◆ What to work on:
Repeat each line exactly as it is written.

◆ Listed entries:
• • • •
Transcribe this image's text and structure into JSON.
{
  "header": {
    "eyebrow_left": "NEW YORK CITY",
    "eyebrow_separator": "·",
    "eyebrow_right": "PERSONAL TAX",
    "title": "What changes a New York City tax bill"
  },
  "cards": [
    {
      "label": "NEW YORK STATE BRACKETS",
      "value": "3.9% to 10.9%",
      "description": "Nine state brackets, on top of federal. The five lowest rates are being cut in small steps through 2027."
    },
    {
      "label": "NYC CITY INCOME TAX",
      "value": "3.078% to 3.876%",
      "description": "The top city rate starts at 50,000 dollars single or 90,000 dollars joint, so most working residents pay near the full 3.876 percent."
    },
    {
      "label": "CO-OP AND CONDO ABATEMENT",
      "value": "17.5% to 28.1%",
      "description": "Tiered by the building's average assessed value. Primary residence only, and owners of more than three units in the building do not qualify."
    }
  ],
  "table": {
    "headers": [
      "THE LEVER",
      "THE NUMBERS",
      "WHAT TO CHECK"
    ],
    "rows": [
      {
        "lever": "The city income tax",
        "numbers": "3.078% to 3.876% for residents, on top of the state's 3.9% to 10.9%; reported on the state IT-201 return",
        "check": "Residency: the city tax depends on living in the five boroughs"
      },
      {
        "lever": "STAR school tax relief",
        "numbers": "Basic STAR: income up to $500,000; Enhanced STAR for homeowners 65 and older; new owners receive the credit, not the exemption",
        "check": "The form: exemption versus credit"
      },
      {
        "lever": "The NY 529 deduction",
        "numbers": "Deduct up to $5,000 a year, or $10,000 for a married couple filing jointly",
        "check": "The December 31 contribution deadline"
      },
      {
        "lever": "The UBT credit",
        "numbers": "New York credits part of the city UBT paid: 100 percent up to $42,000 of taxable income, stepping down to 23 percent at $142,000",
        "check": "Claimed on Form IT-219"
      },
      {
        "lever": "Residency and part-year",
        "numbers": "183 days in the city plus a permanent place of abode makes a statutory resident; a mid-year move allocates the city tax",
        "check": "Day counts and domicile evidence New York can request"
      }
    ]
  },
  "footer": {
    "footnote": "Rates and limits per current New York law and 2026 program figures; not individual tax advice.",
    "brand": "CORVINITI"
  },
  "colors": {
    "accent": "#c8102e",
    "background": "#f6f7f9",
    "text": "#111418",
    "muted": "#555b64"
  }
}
• • • •
◆ Problem solution:
Transcribe this image's text and structure into JSON.
{
  "header": {
    "eyebrow_left": "NEW YORK CITY",
    "eyebrow_separator": "·",
    "eyebrow_right": "PERSONAL TAX",
    "title": "What changes a New York City tax bill"
  },
  "cards": [
    {
      "label": "NEW YORK STATE BRACKETS",
      "value": "3.9% to 10.9%",
      "description": "Nine state brackets, on top of federal. The five lowest rates are being cut in small steps through 2027."
    },
    {
      "label": "NYC CITY INCOME TAX",
      "value": "3.078% to 3.876%",
      "description": "The top city rate starts at 50,000 dollars single or 90,000 dollars joint, so most working residents pay near the full 3.876 percent."
    },
    {
      "label": "CO-OP AND CONDO ABATEMENT",
      "value": "17.5% to 28.1%",
      "description": "Tiered by the building's average assessed value. Primary residence only, and owners of more than three units in the building do not qualify."
    }
  ],
  "table": {
    "headers": [
      "THE LEVER",
      "THE NUMBERS",
      "WHAT TO CHECK"
    ],
    "rows": [
      {
        "lever": "The city income tax",
        "numbers": "3.078% to 3.876% for residents, on top of the state's 3.9% to 10.9%; reported on the state IT-201 return",
        "check": "Residency: the city tax depends on living in the five boroughs"
      },
      {
        "lever": "STAR school tax relief",
        "numbers": "Basic STAR: income up to $500,000; Enhanced STAR for homeowners 65 and older; new owners receive the credit, not the exemption",
        "check": "The form: exemption versus credit"
      },
      {
        "lever": "The NY 529 deduction",
        "numbers": "Deduct up to $5,000 a year, or $10,000 for a married couple filing jointly",
        "check": "The December 31 contribution deadline"
      },
      {
        "lever": "The UBT credit",
        "numbers": "New York credits part of the city UBT paid: 100 percent up to $42,000 of taxable income, stepping down to 23 percent at $142,000",
        "check": "Claimed on Form IT-219"
      },
      {
        "lever": "Residency and part-year",
        "numbers": "183 days in the city plus a permanent place of abode makes a statutory resident; a mid-year move allocates the city tax",
        "check": "Day counts and domicile evidence New York can request"
      }
    ]
  },
  "footer": {
    "footnote": "Rates and limits per current New York law and 2026 program figures; not individual tax advice.",
    "brand": "CORVINITI"
  },
  "colors": {
    "accent": "#c8102e",
    "background": "#f6f7f9",
    "text": "#111418",
    "muted": "#555b64"
  }
}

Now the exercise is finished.